## [PROBLEM TO SOLVE]
Where a line contains the word "lead", copy that line in full.

[Saved data entries]

======

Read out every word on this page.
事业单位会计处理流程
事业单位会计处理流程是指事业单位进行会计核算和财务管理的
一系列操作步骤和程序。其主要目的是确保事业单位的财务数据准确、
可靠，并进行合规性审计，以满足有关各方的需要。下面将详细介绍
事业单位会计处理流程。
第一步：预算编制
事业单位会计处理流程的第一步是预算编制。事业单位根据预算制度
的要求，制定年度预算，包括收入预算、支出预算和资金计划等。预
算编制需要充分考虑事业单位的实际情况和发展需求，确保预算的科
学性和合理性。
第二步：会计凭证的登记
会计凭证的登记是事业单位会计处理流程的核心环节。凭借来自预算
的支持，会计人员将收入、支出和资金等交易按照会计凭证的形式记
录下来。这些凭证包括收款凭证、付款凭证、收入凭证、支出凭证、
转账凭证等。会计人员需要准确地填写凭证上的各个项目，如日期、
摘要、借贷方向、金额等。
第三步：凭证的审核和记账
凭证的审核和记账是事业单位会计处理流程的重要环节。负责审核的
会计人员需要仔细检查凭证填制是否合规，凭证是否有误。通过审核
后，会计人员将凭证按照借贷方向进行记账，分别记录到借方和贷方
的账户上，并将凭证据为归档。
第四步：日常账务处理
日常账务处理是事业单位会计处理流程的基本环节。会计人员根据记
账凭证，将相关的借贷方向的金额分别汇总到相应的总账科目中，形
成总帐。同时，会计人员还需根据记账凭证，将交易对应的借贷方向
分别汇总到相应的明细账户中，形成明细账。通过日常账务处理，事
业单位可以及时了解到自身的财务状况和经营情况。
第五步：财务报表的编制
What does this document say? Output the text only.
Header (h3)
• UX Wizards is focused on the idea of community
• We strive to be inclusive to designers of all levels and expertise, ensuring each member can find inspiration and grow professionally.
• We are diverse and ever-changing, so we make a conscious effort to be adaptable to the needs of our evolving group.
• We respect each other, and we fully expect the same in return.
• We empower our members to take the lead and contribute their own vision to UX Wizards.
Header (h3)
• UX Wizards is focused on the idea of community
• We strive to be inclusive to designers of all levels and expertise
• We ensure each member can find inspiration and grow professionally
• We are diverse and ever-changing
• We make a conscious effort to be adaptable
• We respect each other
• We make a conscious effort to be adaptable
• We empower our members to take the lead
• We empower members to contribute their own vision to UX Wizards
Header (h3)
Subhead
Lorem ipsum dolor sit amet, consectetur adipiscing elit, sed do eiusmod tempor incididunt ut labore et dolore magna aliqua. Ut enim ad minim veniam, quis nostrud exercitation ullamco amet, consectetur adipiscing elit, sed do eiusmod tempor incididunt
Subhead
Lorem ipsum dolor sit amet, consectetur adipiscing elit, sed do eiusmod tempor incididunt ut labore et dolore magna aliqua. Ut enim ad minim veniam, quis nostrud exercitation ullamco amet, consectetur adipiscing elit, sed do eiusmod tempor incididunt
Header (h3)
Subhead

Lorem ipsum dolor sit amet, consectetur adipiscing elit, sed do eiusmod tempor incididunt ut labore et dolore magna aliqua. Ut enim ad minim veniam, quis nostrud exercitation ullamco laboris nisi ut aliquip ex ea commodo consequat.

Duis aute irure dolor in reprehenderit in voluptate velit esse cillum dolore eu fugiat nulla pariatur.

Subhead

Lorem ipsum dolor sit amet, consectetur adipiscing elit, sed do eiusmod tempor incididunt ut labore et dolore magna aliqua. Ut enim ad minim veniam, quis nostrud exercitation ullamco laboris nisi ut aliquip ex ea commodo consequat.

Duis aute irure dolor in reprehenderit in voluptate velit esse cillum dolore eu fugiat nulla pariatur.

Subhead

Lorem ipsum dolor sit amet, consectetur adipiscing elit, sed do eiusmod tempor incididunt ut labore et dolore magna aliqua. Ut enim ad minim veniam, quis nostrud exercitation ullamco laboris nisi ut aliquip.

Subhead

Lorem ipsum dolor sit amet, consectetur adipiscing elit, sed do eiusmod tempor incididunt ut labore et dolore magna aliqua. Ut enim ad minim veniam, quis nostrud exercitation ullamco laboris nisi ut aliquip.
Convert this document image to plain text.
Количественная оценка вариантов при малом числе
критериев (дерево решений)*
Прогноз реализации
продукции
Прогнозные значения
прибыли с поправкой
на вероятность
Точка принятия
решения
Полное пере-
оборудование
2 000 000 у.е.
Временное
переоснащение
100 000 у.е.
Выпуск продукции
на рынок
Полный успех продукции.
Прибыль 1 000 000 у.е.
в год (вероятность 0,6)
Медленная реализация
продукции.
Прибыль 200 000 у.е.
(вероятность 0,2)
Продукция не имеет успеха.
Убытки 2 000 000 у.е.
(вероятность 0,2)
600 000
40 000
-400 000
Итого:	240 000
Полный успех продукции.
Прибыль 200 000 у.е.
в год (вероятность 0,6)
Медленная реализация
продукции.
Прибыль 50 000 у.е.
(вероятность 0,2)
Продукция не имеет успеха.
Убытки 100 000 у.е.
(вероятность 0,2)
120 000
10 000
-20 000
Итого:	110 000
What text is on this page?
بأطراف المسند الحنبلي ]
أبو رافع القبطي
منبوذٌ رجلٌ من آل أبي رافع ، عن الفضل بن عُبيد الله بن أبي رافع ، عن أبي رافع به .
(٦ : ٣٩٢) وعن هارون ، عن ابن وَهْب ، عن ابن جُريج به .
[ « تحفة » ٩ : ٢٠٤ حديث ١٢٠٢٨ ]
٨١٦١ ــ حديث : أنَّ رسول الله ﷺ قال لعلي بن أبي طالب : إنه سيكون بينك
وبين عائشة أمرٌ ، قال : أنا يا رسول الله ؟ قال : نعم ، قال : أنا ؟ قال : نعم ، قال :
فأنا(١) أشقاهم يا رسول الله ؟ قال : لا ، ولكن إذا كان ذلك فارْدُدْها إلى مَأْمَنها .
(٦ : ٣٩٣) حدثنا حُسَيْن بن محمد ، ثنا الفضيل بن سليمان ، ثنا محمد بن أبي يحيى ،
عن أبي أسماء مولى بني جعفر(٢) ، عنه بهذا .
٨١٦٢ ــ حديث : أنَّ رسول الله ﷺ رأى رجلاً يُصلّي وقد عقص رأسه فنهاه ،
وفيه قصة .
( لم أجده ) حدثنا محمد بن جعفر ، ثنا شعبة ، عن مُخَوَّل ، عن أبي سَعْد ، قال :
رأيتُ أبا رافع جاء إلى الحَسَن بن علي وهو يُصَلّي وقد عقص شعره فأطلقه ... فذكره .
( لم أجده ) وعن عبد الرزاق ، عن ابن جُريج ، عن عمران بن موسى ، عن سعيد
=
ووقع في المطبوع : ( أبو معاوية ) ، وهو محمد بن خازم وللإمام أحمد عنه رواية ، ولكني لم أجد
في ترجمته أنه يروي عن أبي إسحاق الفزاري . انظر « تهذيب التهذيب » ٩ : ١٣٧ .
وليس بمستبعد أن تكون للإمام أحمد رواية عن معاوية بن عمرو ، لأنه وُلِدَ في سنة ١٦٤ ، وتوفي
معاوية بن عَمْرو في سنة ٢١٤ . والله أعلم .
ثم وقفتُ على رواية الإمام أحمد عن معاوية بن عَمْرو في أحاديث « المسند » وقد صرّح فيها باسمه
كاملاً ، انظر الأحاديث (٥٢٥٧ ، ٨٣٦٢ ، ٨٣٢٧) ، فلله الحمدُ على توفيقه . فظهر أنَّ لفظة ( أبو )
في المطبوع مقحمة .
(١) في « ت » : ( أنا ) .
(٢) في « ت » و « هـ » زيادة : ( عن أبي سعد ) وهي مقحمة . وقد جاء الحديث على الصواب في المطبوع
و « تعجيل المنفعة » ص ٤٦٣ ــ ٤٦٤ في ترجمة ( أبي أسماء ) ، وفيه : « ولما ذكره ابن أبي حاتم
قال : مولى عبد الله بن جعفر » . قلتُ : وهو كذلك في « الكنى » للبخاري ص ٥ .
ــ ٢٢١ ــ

======

## [WRITTEN SOLUTION]
• We empower our members to take the lead and contribute their own vision to UX Wizards.
• We empower our members to take the lead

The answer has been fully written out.